### Directions
Count every line where "Operační" shows up, and give that number only.

****

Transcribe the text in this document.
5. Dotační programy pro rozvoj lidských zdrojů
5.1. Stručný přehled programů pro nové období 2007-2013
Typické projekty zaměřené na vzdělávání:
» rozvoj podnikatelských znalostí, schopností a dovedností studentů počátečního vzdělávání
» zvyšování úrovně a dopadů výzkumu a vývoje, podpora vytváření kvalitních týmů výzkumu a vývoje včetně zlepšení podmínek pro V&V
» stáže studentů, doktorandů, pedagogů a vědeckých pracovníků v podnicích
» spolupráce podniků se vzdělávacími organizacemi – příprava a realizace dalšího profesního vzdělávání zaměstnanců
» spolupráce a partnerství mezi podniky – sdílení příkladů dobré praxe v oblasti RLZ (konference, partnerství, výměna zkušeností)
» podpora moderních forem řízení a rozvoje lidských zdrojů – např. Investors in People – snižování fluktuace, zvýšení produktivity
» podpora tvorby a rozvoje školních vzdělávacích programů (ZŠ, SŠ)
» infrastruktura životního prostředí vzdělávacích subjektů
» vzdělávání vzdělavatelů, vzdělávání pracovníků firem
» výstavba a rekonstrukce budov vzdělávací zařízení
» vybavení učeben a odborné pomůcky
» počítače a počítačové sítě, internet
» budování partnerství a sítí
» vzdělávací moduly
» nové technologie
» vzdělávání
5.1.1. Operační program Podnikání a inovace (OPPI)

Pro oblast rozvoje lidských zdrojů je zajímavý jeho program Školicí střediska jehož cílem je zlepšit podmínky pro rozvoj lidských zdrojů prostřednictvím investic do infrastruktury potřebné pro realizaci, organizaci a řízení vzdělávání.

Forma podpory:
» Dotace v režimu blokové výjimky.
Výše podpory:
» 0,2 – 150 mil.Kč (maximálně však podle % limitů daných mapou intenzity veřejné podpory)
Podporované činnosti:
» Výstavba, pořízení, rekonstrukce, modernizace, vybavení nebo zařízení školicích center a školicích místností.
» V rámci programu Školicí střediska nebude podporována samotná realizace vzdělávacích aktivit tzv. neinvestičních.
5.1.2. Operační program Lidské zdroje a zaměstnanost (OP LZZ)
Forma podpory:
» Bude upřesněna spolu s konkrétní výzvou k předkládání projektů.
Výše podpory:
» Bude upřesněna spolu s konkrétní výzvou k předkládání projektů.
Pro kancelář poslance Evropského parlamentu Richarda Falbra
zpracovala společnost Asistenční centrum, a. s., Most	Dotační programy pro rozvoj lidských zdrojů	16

****

### Exercise output
2